*EXERCISE*
Return the lines of the entries below exactly as they stand, from the line with "close-icon[interactable]: [817, 5, 845, 33]" up to and including the line with "window-title: 立即回复精灵 - 按F1检视线上说明: [7, 13, 266, 33]".

Layout entries:
►
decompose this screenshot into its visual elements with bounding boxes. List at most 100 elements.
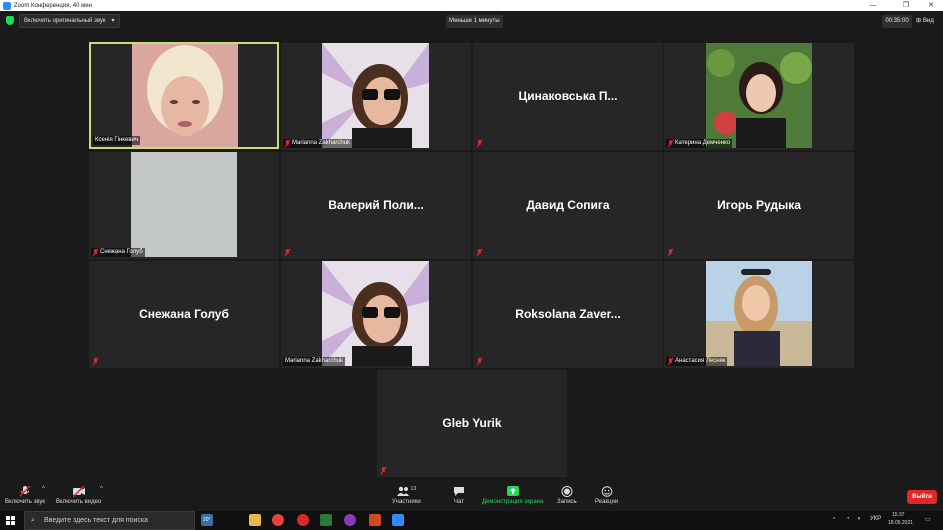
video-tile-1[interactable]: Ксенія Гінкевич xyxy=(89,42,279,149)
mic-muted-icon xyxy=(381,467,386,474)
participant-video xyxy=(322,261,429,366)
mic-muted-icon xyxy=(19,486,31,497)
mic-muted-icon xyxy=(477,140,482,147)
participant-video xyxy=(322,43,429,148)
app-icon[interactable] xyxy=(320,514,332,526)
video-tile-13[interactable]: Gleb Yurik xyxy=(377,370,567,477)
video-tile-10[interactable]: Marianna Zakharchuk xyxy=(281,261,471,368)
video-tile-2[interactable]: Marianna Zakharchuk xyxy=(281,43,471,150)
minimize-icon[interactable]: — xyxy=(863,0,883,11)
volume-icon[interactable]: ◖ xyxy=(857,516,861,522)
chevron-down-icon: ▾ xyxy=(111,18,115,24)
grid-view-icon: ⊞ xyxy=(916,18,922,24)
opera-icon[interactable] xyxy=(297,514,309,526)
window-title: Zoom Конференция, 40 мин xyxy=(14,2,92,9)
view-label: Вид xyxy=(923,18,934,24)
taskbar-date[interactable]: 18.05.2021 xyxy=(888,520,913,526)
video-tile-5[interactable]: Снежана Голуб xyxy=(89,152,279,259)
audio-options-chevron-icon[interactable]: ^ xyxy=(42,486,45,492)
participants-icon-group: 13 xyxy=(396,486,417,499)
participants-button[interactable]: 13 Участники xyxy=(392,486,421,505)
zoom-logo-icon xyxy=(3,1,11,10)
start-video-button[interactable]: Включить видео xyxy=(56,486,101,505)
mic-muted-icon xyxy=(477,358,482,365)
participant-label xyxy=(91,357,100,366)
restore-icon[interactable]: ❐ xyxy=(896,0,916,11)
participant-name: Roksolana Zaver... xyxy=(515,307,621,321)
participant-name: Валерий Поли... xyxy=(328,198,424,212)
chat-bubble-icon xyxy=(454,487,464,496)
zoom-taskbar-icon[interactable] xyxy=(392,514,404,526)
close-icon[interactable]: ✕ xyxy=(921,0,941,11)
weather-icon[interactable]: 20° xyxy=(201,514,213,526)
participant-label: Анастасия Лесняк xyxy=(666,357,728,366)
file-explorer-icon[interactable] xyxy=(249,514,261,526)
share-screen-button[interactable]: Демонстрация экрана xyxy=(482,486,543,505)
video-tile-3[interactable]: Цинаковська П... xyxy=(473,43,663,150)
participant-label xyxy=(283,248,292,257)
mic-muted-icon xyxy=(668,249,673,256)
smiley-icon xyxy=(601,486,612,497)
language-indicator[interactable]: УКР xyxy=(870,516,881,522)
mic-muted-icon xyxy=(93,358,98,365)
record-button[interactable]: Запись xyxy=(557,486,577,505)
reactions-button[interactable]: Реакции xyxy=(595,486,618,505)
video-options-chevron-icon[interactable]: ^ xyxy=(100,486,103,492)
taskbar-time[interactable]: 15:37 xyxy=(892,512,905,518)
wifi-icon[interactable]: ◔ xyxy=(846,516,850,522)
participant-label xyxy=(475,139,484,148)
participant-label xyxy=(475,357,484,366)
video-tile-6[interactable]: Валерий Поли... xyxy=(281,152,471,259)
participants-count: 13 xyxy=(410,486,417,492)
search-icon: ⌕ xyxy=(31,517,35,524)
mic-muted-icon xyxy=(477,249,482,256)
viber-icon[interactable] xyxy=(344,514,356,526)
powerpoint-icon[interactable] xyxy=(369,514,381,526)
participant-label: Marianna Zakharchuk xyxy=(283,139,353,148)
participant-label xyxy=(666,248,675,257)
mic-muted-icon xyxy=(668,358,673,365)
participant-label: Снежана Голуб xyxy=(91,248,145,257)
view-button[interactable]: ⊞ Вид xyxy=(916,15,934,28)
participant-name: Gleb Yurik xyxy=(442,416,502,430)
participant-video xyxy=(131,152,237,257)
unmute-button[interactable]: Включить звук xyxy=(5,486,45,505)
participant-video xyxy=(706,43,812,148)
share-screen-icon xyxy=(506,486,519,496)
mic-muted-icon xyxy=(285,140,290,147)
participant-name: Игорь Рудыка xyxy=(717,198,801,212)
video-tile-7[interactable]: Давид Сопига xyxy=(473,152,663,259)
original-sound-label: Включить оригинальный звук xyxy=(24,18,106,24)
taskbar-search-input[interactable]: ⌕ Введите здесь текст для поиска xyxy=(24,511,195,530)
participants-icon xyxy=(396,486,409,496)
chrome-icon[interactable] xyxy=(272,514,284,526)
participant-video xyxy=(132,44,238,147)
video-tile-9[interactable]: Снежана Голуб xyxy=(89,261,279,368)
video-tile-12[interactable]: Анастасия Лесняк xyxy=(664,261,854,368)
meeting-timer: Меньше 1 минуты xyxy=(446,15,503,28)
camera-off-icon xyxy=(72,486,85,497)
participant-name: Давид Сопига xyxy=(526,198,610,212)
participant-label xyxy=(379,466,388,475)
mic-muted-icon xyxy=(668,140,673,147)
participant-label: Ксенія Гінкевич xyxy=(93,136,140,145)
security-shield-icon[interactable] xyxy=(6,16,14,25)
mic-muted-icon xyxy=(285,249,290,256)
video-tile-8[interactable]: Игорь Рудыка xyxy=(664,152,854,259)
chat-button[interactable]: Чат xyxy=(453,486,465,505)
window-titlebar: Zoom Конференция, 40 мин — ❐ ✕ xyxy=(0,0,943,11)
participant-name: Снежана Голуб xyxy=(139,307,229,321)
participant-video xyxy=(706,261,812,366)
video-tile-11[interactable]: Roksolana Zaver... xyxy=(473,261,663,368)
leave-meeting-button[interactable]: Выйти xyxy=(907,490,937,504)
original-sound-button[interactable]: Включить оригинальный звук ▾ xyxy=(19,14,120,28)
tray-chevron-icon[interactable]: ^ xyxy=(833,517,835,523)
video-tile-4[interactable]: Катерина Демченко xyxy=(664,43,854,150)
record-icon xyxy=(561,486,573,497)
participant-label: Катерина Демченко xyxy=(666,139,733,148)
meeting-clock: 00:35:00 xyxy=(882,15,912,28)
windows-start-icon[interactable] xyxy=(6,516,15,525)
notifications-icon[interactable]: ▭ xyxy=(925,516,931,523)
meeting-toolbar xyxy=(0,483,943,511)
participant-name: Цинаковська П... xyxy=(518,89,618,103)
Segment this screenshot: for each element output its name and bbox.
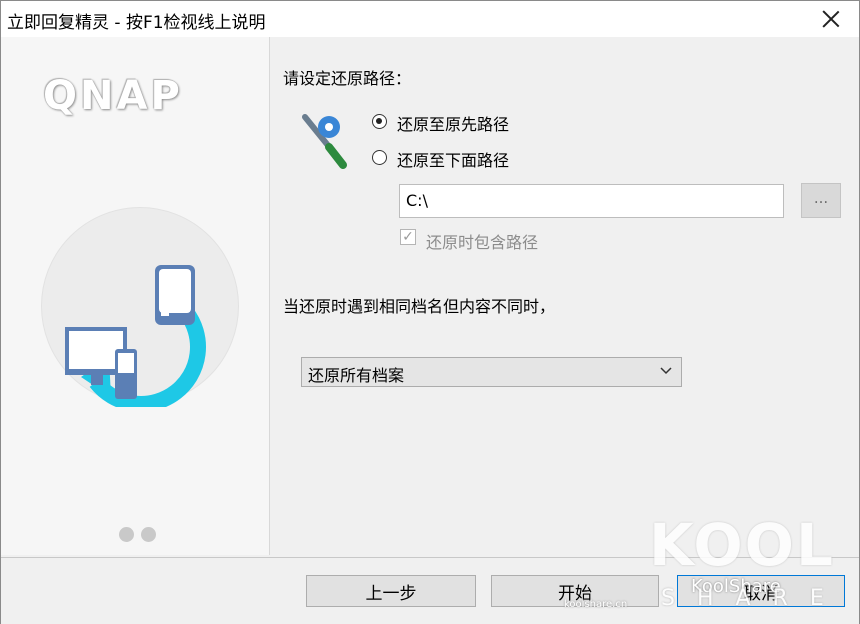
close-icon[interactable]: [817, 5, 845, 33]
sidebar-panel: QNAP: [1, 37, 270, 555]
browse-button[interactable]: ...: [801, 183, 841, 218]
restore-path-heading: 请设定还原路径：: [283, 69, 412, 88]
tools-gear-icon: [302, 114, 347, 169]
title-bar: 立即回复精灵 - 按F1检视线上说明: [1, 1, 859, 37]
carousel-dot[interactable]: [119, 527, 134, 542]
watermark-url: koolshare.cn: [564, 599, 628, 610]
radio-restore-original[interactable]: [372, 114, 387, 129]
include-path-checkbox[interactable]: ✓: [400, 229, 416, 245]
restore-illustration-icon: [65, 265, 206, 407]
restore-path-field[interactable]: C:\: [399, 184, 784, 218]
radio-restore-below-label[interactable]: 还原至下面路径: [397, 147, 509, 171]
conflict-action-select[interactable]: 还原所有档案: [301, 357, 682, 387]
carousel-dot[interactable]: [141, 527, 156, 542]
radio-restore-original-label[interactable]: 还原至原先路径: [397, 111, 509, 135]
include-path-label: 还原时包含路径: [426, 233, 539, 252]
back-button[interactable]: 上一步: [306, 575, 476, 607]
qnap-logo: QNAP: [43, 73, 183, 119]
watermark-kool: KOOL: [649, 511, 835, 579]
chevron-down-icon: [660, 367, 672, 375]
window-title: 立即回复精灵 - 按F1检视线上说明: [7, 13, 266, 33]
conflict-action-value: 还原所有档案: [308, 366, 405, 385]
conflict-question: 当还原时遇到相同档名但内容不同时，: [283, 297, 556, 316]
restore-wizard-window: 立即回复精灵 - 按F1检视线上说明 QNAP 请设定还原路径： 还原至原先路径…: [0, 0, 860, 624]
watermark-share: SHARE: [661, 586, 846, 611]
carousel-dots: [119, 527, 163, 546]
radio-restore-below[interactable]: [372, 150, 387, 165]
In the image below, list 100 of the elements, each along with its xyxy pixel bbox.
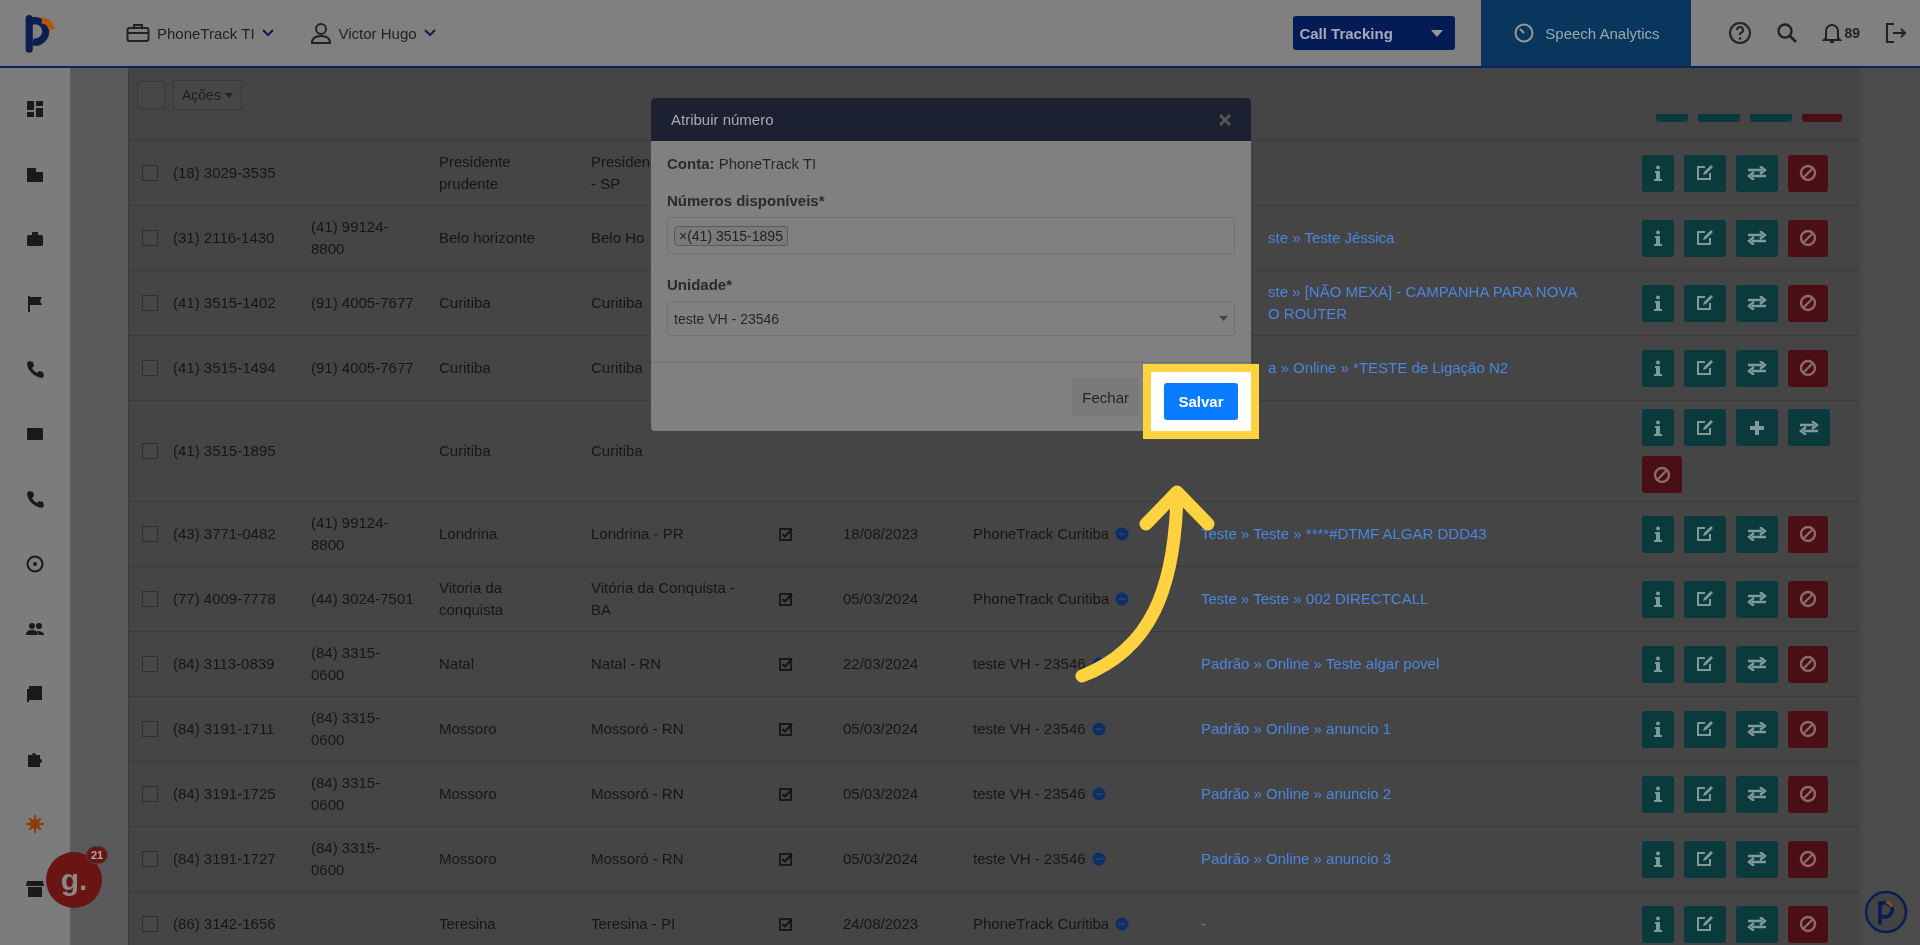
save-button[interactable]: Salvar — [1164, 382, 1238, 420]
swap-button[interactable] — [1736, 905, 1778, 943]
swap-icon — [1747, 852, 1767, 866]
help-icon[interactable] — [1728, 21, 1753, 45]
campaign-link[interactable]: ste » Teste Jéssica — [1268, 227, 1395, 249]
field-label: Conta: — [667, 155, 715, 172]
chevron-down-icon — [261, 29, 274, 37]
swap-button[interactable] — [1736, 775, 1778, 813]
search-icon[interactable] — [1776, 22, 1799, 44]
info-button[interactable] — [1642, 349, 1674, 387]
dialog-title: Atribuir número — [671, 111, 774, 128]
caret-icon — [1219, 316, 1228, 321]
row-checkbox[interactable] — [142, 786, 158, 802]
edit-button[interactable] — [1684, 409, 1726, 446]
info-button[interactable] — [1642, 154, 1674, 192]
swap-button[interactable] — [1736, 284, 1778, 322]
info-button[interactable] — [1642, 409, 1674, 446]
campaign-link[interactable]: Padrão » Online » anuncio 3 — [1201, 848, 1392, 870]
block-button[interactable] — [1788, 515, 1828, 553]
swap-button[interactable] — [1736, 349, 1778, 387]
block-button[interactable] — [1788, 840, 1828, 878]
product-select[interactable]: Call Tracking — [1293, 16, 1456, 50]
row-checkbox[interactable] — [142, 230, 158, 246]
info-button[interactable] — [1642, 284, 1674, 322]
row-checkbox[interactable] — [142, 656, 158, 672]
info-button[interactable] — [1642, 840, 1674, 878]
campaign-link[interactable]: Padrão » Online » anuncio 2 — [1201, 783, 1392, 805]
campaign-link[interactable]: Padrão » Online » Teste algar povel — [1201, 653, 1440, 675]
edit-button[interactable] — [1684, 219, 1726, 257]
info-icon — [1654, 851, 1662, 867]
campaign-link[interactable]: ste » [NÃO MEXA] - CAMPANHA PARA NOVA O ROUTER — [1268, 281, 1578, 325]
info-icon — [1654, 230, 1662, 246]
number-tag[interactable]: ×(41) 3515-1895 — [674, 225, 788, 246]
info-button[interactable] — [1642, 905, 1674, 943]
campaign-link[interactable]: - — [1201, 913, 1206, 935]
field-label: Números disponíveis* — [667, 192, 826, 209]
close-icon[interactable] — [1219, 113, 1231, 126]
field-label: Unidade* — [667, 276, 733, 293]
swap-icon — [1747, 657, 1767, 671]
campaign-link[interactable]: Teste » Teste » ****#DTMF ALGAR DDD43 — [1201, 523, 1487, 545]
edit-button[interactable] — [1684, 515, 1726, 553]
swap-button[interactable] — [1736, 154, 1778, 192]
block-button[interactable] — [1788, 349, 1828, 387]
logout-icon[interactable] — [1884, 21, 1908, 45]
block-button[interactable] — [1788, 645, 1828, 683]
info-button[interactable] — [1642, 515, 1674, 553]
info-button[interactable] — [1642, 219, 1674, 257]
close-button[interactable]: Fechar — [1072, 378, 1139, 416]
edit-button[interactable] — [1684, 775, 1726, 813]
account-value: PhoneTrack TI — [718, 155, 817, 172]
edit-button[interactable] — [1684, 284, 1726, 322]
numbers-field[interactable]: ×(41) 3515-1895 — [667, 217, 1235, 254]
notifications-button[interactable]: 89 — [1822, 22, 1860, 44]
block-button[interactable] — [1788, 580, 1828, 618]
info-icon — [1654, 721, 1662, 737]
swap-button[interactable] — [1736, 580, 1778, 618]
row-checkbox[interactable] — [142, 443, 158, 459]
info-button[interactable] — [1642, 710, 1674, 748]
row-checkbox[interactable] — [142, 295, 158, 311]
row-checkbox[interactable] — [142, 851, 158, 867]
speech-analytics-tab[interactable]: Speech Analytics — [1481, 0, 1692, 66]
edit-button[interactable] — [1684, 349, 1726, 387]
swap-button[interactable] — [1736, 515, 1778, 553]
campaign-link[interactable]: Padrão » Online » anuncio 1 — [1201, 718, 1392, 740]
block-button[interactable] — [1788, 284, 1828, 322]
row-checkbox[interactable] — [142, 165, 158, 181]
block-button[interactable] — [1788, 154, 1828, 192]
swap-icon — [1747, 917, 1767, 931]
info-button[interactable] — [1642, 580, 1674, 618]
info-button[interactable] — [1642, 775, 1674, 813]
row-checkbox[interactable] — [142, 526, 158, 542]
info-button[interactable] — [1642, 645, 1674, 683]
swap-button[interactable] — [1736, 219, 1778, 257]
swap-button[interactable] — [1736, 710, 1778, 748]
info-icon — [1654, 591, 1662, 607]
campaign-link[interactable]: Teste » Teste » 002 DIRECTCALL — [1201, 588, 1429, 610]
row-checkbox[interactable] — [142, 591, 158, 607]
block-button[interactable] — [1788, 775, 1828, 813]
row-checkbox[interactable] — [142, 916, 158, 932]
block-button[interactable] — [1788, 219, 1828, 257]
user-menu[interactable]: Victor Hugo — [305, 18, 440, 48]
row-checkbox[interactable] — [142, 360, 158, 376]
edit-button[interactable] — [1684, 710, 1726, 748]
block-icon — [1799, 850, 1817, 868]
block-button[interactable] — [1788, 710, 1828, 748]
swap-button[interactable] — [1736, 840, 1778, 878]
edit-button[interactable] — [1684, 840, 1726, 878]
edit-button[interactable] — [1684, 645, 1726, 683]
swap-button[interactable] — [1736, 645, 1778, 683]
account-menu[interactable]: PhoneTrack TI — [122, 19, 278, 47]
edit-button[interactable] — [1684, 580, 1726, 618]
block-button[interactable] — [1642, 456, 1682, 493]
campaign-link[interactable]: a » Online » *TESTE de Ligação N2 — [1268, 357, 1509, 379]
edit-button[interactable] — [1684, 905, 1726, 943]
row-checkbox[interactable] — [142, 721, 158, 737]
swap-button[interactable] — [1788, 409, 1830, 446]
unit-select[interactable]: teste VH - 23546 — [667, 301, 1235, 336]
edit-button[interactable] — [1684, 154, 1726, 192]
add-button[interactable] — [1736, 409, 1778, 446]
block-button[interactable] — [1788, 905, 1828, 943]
◄
*COMPLETE ANSWER*
close-icon[interactable]: [817, 5, 845, 33]
sidebar-panel: QNAP: [1, 37, 270, 555]
browse-button[interactable]: ...: [801, 183, 841, 218]
restore-path-heading: 请设定还原路径：: [283, 69, 412, 88]
tools-gear-icon: [302, 114, 347, 169]
title-bar: 立即回复精灵 - 按F1检视线上说明: [1, 1, 859, 37]
carousel-dot[interactable]: [119, 527, 134, 542]
watermark-url: koolshare.cn: [564, 599, 628, 610]
radio-restore-original[interactable]: [372, 114, 387, 129]
include-path-checkbox[interactable]: ✓: [400, 229, 416, 245]
restore-illustration-icon: [65, 265, 206, 407]
restore-path-field[interactable]: C:\: [399, 184, 784, 218]
radio-restore-below-label[interactable]: 还原至下面路径: [397, 147, 509, 171]
conflict-action-select[interactable]: 还原所有档案: [301, 357, 682, 387]
carousel-dot[interactable]: [141, 527, 156, 542]
radio-restore-original-label[interactable]: 还原至原先路径: [397, 111, 509, 135]
include-path-label: 还原时包含路径: [426, 233, 539, 252]
back-button[interactable]: 上一步: [306, 575, 476, 607]
qnap-logo: QNAP: [43, 73, 183, 119]
watermark-kool: KOOL: [649, 511, 835, 579]
chevron-down-icon: [660, 367, 672, 375]
window-title: 立即回复精灵 - 按F1检视线上说明: [7, 13, 266, 33]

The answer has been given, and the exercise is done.